## Task requirements
Every entry must be given again exactly.

## Data supplied
--- BEGIN ---

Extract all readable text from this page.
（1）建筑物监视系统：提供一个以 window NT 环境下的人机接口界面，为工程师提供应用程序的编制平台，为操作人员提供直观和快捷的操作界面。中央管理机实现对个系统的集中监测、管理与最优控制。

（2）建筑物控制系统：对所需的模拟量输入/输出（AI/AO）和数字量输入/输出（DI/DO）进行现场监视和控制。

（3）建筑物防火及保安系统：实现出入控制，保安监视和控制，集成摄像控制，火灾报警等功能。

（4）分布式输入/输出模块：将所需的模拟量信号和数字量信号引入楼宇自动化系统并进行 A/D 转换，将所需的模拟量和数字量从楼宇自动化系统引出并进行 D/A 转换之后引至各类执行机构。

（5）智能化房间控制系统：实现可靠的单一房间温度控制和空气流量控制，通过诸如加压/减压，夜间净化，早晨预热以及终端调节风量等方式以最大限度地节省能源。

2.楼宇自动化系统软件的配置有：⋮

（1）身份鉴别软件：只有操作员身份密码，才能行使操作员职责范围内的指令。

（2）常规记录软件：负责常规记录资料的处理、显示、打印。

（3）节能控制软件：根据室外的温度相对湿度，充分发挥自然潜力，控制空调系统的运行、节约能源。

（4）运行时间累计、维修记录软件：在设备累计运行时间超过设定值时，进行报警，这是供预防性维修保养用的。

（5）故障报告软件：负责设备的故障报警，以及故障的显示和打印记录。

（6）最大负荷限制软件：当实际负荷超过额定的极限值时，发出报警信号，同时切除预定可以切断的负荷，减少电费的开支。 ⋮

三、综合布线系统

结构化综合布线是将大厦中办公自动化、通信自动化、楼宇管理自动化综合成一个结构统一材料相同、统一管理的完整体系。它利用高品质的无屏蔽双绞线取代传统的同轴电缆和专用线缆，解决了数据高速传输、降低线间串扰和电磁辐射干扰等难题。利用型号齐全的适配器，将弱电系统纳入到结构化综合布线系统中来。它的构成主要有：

--- END ---

## Task solution
Extract all readable text from this page.
（1）建筑物监视系统：提供一个以 window NT 环境下的人机接口界面，为工程师提供应用程序的编制平台，为操作人员提供直观和快捷的操作界面。中央管理机实现对个系统的集中监测、管理与最优控制。

（2）建筑物控制系统：对所需的模拟量输入/输出（AI/AO）和数字量输入/输出（DI/DO）进行现场监视和控制。

（3）建筑物防火及保安系统：实现出入控制，保安监视和控制，集成摄像控制，火灾报警等功能。

（4）分布式输入/输出模块：将所需的模拟量信号和数字量信号引入楼宇自动化系统并进行 A/D 转换，将所需的模拟量和数字量从楼宇自动化系统引出并进行 D/A 转换之后引至各类执行机构。

（5）智能化房间控制系统：实现可靠的单一房间温度控制和空气流量控制，通过诸如加压/减压，夜间净化，早晨预热以及终端调节风量等方式以最大限度地节省能源。

2.楼宇自动化系统软件的配置有：⋮

（1）身份鉴别软件：只有操作员身份密码，才能行使操作员职责范围内的指令。

（2）常规记录软件：负责常规记录资料的处理、显示、打印。

（3）节能控制软件：根据室外的温度相对湿度，充分发挥自然潜力，控制空调系统的运行、节约能源。

（4）运行时间累计、维修记录软件：在设备累计运行时间超过设定值时，进行报警，这是供预防性维修保养用的。

（5）故障报告软件：负责设备的故障报警，以及故障的显示和打印记录。

（6）最大负荷限制软件：当实际负荷超过额定的极限值时，发出报警信号，同时切除预定可以切断的负荷，减少电费的开支。 ⋮

三、综合布线系统

结构化综合布线是将大厦中办公自动化、通信自动化、楼宇管理自动化综合成一个结构统一材料相同、统一管理的完整体系。它利用高品质的无屏蔽双绞线取代传统的同轴电缆和专用线缆，解决了数据高速传输、降低线间串扰和电磁辐射干扰等难题。利用型号齐全的适配器，将弱电系统纳入到结构化综合布线系统中来。它的构成主要有：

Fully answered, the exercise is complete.